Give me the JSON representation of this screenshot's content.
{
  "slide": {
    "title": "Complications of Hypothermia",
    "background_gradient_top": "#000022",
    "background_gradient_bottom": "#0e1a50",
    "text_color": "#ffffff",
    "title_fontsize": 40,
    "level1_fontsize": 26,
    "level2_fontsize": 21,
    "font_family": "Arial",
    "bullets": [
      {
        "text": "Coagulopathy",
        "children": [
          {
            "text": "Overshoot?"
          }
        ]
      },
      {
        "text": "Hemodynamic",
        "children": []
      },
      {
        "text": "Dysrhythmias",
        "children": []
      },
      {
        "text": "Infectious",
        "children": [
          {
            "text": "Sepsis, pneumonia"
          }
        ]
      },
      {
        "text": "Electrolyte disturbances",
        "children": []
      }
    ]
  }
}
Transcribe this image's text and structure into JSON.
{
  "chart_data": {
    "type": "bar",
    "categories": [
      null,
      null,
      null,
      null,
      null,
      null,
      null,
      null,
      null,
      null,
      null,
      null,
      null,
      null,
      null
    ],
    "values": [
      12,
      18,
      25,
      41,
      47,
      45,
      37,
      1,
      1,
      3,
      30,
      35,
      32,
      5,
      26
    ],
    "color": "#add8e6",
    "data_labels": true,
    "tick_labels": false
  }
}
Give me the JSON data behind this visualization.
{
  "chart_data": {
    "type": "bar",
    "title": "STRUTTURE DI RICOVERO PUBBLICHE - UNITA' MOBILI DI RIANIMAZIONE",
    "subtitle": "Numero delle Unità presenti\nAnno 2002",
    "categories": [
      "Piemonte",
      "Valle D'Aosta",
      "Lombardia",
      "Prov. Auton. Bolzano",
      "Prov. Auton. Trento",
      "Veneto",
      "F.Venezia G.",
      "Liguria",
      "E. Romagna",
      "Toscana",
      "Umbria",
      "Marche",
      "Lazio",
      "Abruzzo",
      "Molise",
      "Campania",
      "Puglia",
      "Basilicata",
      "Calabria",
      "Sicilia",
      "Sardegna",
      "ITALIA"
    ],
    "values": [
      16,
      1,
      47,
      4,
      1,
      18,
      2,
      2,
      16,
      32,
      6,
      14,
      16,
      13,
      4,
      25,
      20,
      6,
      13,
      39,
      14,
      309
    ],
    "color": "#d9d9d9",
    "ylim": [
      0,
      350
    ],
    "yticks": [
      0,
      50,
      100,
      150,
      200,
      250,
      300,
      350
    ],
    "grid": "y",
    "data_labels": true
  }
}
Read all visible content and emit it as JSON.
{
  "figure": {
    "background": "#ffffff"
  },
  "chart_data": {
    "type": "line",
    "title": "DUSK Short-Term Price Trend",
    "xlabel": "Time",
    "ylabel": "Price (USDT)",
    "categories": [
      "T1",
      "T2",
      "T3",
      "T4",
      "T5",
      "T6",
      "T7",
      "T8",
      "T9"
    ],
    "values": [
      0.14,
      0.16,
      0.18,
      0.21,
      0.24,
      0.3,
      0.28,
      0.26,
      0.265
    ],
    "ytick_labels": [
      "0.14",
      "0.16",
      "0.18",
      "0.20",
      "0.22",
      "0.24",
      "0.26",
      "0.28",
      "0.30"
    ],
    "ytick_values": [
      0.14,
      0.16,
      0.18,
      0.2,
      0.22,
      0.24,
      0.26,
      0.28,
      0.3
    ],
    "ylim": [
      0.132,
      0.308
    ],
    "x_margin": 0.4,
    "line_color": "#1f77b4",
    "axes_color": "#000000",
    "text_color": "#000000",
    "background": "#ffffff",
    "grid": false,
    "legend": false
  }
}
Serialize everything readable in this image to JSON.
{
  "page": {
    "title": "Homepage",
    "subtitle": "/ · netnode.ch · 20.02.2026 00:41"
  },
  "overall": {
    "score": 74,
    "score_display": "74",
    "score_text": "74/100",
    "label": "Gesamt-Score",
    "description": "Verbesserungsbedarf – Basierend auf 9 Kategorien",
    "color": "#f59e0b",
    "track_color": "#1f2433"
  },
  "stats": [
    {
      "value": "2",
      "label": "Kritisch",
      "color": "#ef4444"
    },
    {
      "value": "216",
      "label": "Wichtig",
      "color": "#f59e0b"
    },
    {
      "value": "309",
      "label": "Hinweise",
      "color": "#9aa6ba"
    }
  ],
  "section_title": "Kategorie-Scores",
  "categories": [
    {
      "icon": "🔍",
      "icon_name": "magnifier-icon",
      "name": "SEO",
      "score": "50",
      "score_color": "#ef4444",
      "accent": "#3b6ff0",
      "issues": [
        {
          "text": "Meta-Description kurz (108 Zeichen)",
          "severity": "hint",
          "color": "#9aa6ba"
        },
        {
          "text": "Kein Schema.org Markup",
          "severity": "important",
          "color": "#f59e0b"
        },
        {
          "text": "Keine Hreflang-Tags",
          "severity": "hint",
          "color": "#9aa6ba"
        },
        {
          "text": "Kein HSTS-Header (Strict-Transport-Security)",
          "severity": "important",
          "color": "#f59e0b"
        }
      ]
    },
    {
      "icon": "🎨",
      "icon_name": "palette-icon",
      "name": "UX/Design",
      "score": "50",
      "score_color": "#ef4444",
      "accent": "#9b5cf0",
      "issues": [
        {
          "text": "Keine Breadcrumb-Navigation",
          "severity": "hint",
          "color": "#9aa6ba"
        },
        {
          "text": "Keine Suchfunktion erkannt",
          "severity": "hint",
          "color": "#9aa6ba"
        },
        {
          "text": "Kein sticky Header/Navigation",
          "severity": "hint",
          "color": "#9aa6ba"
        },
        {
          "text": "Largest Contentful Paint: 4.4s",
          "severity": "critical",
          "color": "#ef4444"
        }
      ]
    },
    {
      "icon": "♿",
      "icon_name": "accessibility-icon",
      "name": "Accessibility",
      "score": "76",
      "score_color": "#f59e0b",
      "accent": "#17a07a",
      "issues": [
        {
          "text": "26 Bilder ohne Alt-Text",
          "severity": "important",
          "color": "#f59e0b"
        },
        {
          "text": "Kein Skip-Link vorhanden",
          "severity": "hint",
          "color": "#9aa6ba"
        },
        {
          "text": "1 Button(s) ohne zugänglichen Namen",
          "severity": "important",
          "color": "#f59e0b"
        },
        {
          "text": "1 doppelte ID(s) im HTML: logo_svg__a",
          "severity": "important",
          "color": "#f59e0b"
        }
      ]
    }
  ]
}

Directions for this task:
Identify the lines above that contain the word "icon", then copy them.

Result for this task:
      "icon": "🔍",
      "icon_name": "magnifier-icon",
      "icon": "🎨",
      "icon_name": "palette-icon",
      "icon": "♿",
      "icon_name": "accessibility-icon",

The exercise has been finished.